ARTICLE:
----

From 2d10daa8213d99ecb8105faa8120c37e01b62664 Mon Sep 17 00:00:00 2001
From: Mykhailo Korobkov <m.korobkov@mil.ua>
Date: Thu, 14 May 2026 12:08:49 +0300
Subject: [PATCH 5/5] feat(vindex): wire MLA absorption into f32 weight writer

write_model_weights_with_opts now accepts DS-V3 / MLA architectures when all
three geometry fields (qk_nope_head_dim, qk_rope_head_dim, v_head_dim) are
present in config.json. When detected:

- skips the standard-attention guard
- per layer: fetches kv_a/kv_b/q_a/q_b projections, calls mla_absorb::absorb,
  writes the resulting dense Q/K/V under the standard attn_q/k/v key names
- O projection is passed through unchanged (no absorption needed)

The loader remains MLA-unaware: it reads standard Q/K/V tensors just as for
any Llama/Mistral model. The extra storage cost (absorbed K replicates the
MQA rope-K row num_kv times) is acceptable for DS-V3 full scale (~3.5 GB
extra per 61 layers on num_kv=128).

All 971 larql-vindex unit + integration tests pass.

----

SUPPLIED INFORMATION:
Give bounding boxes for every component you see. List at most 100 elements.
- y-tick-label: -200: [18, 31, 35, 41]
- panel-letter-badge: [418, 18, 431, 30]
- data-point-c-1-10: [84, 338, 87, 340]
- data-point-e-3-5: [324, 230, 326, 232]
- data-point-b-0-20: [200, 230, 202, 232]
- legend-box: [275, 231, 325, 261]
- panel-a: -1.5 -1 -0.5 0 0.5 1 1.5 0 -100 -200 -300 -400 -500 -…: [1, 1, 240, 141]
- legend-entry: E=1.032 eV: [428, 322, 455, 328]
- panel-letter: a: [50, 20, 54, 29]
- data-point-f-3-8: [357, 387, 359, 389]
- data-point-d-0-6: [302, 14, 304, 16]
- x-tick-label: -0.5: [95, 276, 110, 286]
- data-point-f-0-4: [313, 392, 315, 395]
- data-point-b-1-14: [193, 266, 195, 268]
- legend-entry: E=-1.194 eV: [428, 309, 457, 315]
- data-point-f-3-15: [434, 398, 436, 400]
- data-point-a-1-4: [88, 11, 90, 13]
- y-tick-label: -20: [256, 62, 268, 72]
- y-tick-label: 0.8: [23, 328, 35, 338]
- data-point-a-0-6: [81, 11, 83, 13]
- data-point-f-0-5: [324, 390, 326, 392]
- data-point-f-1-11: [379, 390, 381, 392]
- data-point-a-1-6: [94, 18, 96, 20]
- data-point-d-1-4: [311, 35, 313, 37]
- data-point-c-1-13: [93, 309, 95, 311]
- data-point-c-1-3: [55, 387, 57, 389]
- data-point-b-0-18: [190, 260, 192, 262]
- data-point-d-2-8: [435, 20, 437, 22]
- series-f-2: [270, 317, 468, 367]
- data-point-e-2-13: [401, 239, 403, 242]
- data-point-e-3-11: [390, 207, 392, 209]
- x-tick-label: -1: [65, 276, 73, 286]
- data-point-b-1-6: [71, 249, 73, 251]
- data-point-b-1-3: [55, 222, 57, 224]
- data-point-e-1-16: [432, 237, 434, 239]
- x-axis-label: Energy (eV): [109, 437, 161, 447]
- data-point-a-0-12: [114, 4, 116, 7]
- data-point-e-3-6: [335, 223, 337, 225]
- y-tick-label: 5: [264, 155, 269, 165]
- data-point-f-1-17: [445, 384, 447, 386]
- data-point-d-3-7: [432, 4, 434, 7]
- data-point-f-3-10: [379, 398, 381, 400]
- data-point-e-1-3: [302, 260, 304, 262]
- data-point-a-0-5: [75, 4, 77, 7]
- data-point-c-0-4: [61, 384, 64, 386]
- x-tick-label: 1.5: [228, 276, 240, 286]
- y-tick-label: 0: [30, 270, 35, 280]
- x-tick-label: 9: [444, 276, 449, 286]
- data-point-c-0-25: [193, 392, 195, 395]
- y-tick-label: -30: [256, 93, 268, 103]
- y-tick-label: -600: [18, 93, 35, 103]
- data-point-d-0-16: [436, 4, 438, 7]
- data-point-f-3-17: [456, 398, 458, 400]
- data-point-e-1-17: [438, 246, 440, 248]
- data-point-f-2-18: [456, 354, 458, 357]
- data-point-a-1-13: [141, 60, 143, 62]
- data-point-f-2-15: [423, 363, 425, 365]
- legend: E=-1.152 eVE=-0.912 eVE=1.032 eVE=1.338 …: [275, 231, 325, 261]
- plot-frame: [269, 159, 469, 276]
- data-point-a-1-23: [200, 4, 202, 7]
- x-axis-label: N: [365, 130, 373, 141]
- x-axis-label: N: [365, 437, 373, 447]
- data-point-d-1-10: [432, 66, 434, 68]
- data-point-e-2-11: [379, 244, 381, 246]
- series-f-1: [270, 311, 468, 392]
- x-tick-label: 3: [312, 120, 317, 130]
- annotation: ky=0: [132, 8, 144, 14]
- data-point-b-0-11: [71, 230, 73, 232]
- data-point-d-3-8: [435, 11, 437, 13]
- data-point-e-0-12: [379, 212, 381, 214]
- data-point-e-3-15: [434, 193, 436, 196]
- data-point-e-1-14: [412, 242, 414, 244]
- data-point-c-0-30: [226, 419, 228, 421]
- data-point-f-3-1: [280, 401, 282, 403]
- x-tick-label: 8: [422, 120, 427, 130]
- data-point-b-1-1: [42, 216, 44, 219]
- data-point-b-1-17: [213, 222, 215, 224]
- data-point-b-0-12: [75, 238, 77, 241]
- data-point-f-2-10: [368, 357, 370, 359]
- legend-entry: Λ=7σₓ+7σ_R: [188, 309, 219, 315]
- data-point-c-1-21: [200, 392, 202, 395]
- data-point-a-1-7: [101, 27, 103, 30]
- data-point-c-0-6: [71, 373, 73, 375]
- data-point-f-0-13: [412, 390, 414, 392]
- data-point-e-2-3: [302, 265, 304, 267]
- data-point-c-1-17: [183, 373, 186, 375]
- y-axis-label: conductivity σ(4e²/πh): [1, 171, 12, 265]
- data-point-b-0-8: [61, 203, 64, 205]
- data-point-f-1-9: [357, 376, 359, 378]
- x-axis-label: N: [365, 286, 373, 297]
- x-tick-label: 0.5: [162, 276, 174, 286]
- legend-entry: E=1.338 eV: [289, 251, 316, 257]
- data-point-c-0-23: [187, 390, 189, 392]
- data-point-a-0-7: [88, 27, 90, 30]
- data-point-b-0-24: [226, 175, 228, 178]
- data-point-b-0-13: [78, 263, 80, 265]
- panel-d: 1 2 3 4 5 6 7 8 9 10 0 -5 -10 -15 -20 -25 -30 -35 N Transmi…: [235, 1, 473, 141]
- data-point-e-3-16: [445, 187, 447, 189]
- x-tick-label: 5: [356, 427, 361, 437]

----

TASK GOAL:
Answer these questions from the patch:
(a) Which three geometry fields must be present in config.json for an MLA architecture to be accepted?
(b) What is done with the O projection?
(c) How many larql-vindex unit and integration tests pass?
The records aren't needed here.

SOLUTION:
(a) qk_nope_head_dim, qk_rope_head_dim, and v_head_dim
(b) It is passed through unchanged, with no absorption needed.
(c) 971